(Stated problem) Copy all of the material exactly. Pictures are not to appear in the copy.

(Exercise materials)
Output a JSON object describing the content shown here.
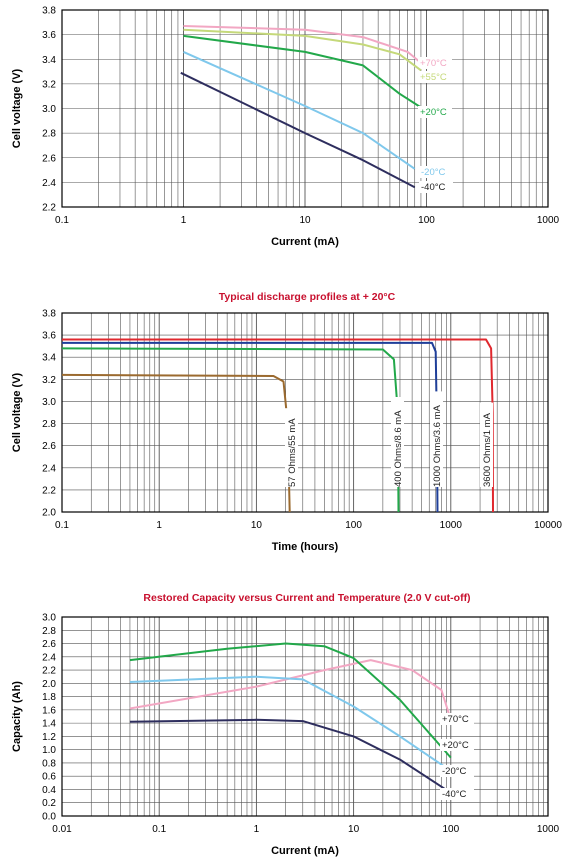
{
  "chart_data": [
    {
      "type": "line",
      "title": "",
      "xlabel": "Current (mA)",
      "ylabel": "Cell voltage (V)",
      "xscale": "log",
      "xlim": [
        0.1,
        1000
      ],
      "ylim": [
        2.2,
        3.8
      ],
      "xticks": [
        "0.1",
        "1",
        "10",
        "100",
        "1000"
      ],
      "yticks": [
        "3.8",
        "3.6",
        "3.4",
        "3.2",
        "3.0",
        "2.8",
        "2.6",
        "2.4",
        "2.2"
      ],
      "series": [
        {
          "name": "+70°C",
          "color": "#f2a7c3",
          "points": [
            [
              1,
              3.67
            ],
            [
              10,
              3.64
            ],
            [
              30,
              3.58
            ],
            [
              70,
              3.46
            ],
            [
              90,
              3.37
            ]
          ]
        },
        {
          "name": "+55°C",
          "color": "#c5d97a",
          "points": [
            [
              1,
              3.64
            ],
            [
              10,
              3.59
            ],
            [
              30,
              3.52
            ],
            [
              60,
              3.44
            ],
            [
              90,
              3.31
            ]
          ]
        },
        {
          "name": "+20°C",
          "color": "#22a84a",
          "points": [
            [
              1,
              3.59
            ],
            [
              10,
              3.46
            ],
            [
              30,
              3.35
            ],
            [
              60,
              3.12
            ],
            [
              100,
              2.98
            ]
          ]
        },
        {
          "name": "-20°C",
          "color": "#7fc8ec",
          "points": [
            [
              1,
              3.46
            ],
            [
              10,
              3.02
            ],
            [
              30,
              2.8
            ],
            [
              80,
              2.51
            ]
          ]
        },
        {
          "name": "-40°C",
          "color": "#2e2e5e",
          "points": [
            [
              0.95,
              3.29
            ],
            [
              10,
              2.8
            ],
            [
              30,
              2.58
            ],
            [
              80,
              2.36
            ]
          ]
        }
      ]
    },
    {
      "type": "line",
      "title": "Typical discharge profiles at + 20°C",
      "xlabel": "Time (hours)",
      "ylabel": "Cell voltage (V)",
      "xscale": "log",
      "xlim": [
        0.1,
        10000
      ],
      "ylim": [
        2.0,
        3.8
      ],
      "xticks": [
        "0.1",
        "1",
        "10",
        "100",
        "1000",
        "10000"
      ],
      "yticks": [
        "3.8",
        "3.6",
        "3.4",
        "3.2",
        "3.0",
        "2.8",
        "2.6",
        "2.4",
        "2.2",
        "2.0"
      ],
      "series": [
        {
          "name": "57 Ohms/55 mA",
          "color": "#9b6a2f",
          "points": [
            [
              0.1,
              3.24
            ],
            [
              15,
              3.23
            ],
            [
              19,
              3.18
            ],
            [
              21,
              2.8
            ],
            [
              22,
              2.0
            ]
          ]
        },
        {
          "name": "400 Ohms/8.6 mA",
          "color": "#22a84a",
          "points": [
            [
              0.1,
              3.48
            ],
            [
              200,
              3.47
            ],
            [
              260,
              3.38
            ],
            [
              285,
              2.9
            ],
            [
              290,
              2.0
            ]
          ]
        },
        {
          "name": "1000 Ohms/3.6 mA",
          "color": "#1f3f99",
          "points": [
            [
              0.1,
              3.53
            ],
            [
              640,
              3.53
            ],
            [
              700,
              3.45
            ],
            [
              720,
              2.8
            ],
            [
              730,
              2.0
            ]
          ]
        },
        {
          "name": "3600 Ohms/1 mA",
          "color": "#e0282e",
          "points": [
            [
              0.1,
              3.56
            ],
            [
              2300,
              3.56
            ],
            [
              2600,
              3.48
            ],
            [
              2700,
              2.9
            ],
            [
              2720,
              2.0
            ]
          ]
        }
      ]
    },
    {
      "type": "line",
      "title": "Restored Capacity versus Current and Temperature (2.0 V cut-off)",
      "xlabel": "Current (mA)",
      "ylabel": "Capacity (Ah)",
      "xscale": "log",
      "xlim": [
        0.01,
        1000
      ],
      "ylim": [
        0.0,
        3.0
      ],
      "xticks": [
        "0.01",
        "0.1",
        "1",
        "10",
        "100",
        "1000"
      ],
      "yticks": [
        "3.0",
        "2.8",
        "2.6",
        "2.4",
        "2.2",
        "2.0",
        "1.8",
        "1.6",
        "1.4",
        "1.2",
        "1.0",
        "0.8",
        "0.6",
        "0.4",
        "0.2",
        "0.0"
      ],
      "series": [
        {
          "name": "+70°C",
          "color": "#f2a7c3",
          "points": [
            [
              0.05,
              1.62
            ],
            [
              1,
              1.95
            ],
            [
              5,
              2.2
            ],
            [
              15,
              2.35
            ],
            [
              40,
              2.2
            ],
            [
              80,
              1.9
            ],
            [
              100,
              1.45
            ]
          ]
        },
        {
          "name": "+20°C",
          "color": "#22a84a",
          "points": [
            [
              0.05,
              2.35
            ],
            [
              0.5,
              2.52
            ],
            [
              2,
              2.6
            ],
            [
              5,
              2.56
            ],
            [
              10,
              2.38
            ],
            [
              30,
              1.75
            ],
            [
              100,
              0.88
            ]
          ]
        },
        {
          "name": "-20°C",
          "color": "#7fc8ec",
          "points": [
            [
              0.05,
              2.02
            ],
            [
              1,
              2.1
            ],
            [
              3,
              2.06
            ],
            [
              10,
              1.65
            ],
            [
              30,
              1.2
            ],
            [
              100,
              0.68
            ]
          ]
        },
        {
          "name": "-40°C",
          "color": "#2e2e5e",
          "points": [
            [
              0.05,
              1.42
            ],
            [
              1,
              1.45
            ],
            [
              3,
              1.43
            ],
            [
              10,
              1.2
            ],
            [
              30,
              0.85
            ],
            [
              100,
              0.35
            ]
          ]
        }
      ]
    }
  ]
}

(Exercise result)
Output a JSON object describing the content shown here.
{
  "chart_data": [
    {
      "type": "line",
      "title": "",
      "xlabel": "Current (mA)",
      "ylabel": "Cell voltage (V)",
      "xscale": "log",
      "xlim": [
        0.1,
        1000
      ],
      "ylim": [
        2.2,
        3.8
      ],
      "xticks": [
        "0.1",
        "1",
        "10",
        "100",
        "1000"
      ],
      "yticks": [
        "3.8",
        "3.6",
        "3.4",
        "3.2",
        "3.0",
        "2.8",
        "2.6",
        "2.4",
        "2.2"
      ],
      "series": [
        {
          "name": "+70°C",
          "color": "#f2a7c3",
          "points": [
            [
              1,
              3.67
            ],
            [
              10,
              3.64
            ],
            [
              30,
              3.58
            ],
            [
              70,
              3.46
            ],
            [
              90,
              3.37
            ]
          ]
        },
        {
          "name": "+55°C",
          "color": "#c5d97a",
          "points": [
            [
              1,
              3.64
            ],
            [
              10,
              3.59
            ],
            [
              30,
              3.52
            ],
            [
              60,
              3.44
            ],
            [
              90,
              3.31
            ]
          ]
        },
        {
          "name": "+20°C",
          "color": "#22a84a",
          "points": [
            [
              1,
              3.59
            ],
            [
              10,
              3.46
            ],
            [
              30,
              3.35
            ],
            [
              60,
              3.12
            ],
            [
              100,
              2.98
            ]
          ]
        },
        {
          "name": "-20°C",
          "color": "#7fc8ec",
          "points": [
            [
              1,
              3.46
            ],
            [
              10,
              3.02
            ],
            [
              30,
              2.8
            ],
            [
              80,
              2.51
            ]
          ]
        },
        {
          "name": "-40°C",
          "color": "#2e2e5e",
          "points": [
            [
              0.95,
              3.29
            ],
            [
              10,
              2.8
            ],
            [
              30,
              2.58
            ],
            [
              80,
              2.36
            ]
          ]
        }
      ]
    },
    {
      "type": "line",
      "title": "Typical discharge profiles at + 20°C",
      "xlabel": "Time (hours)",
      "ylabel": "Cell voltage (V)",
      "xscale": "log",
      "xlim": [
        0.1,
        10000
      ],
      "ylim": [
        2.0,
        3.8
      ],
      "xticks": [
        "0.1",
        "1",
        "10",
        "100",
        "1000",
        "10000"
      ],
      "yticks": [
        "3.8",
        "3.6",
        "3.4",
        "3.2",
        "3.0",
        "2.8",
        "2.6",
        "2.4",
        "2.2",
        "2.0"
      ],
      "series": [
        {
          "name": "57 Ohms/55 mA",
          "color": "#9b6a2f",
          "points": [
            [
              0.1,
              3.24
            ],
            [
              15,
              3.23
            ],
            [
              19,
              3.18
            ],
            [
              21,
              2.8
            ],
            [
              22,
              2.0
            ]
          ]
        },
        {
          "name": "400 Ohms/8.6 mA",
          "color": "#22a84a",
          "points": [
            [
              0.1,
              3.48
            ],
            [
              200,
              3.47
            ],
            [
              260,
              3.38
            ],
            [
              285,
              2.9
            ],
            [
              290,
              2.0
            ]
          ]
        },
        {
          "name": "1000 Ohms/3.6 mA",
          "color": "#1f3f99",
          "points": [
            [
              0.1,
              3.53
            ],
            [
              640,
              3.53
            ],
            [
              700,
              3.45
            ],
            [
              720,
              2.8
            ],
            [
              730,
              2.0
            ]
          ]
        },
        {
          "name": "3600 Ohms/1 mA",
          "color": "#e0282e",
          "points": [
            [
              0.1,
              3.56
            ],
            [
              2300,
              3.56
            ],
            [
              2600,
              3.48
            ],
            [
              2700,
              2.9
            ],
            [
              2720,
              2.0
            ]
          ]
        }
      ]
    },
    {
      "type": "line",
      "title": "Restored Capacity versus Current and Temperature (2.0 V cut-off)",
      "xlabel": "Current (mA)",
      "ylabel": "Capacity (Ah)",
      "xscale": "log",
      "xlim": [
        0.01,
        1000
      ],
      "ylim": [
        0.0,
        3.0
      ],
      "xticks": [
        "0.01",
        "0.1",
        "1",
        "10",
        "100",
        "1000"
      ],
      "yticks": [
        "3.0",
        "2.8",
        "2.6",
        "2.4",
        "2.2",
        "2.0",
        "1.8",
        "1.6",
        "1.4",
        "1.2",
        "1.0",
        "0.8",
        "0.6",
        "0.4",
        "0.2",
        "0.0"
      ],
      "series": [
        {
          "name": "+70°C",
          "color": "#f2a7c3",
          "points": [
            [
              0.05,
              1.62
            ],
            [
              1,
              1.95
            ],
            [
              5,
              2.2
            ],
            [
              15,
              2.35
            ],
            [
              40,
              2.2
            ],
            [
              80,
              1.9
            ],
            [
              100,
              1.45
            ]
          ]
        },
        {
          "name": "+20°C",
          "color": "#22a84a",
          "points": [
            [
              0.05,
              2.35
            ],
            [
              0.5,
              2.52
            ],
            [
              2,
              2.6
            ],
            [
              5,
              2.56
            ],
            [
              10,
              2.38
            ],
            [
              30,
              1.75
            ],
            [
              100,
              0.88
            ]
          ]
        },
        {
          "name": "-20°C",
          "color": "#7fc8ec",
          "points": [
            [
              0.05,
              2.02
            ],
            [
              1,
              2.1
            ],
            [
              3,
              2.06
            ],
            [
              10,
              1.65
            ],
            [
              30,
              1.2
            ],
            [
              100,
              0.68
            ]
          ]
        },
        {
          "name": "-40°C",
          "color": "#2e2e5e",
          "points": [
            [
              0.05,
              1.42
            ],
            [
              1,
              1.45
            ],
            [
              3,
              1.43
            ],
            [
              10,
              1.2
            ],
            [
              30,
              0.85
            ],
            [
              100,
              0.35
            ]
          ]
        }
      ]
    }
  ]
}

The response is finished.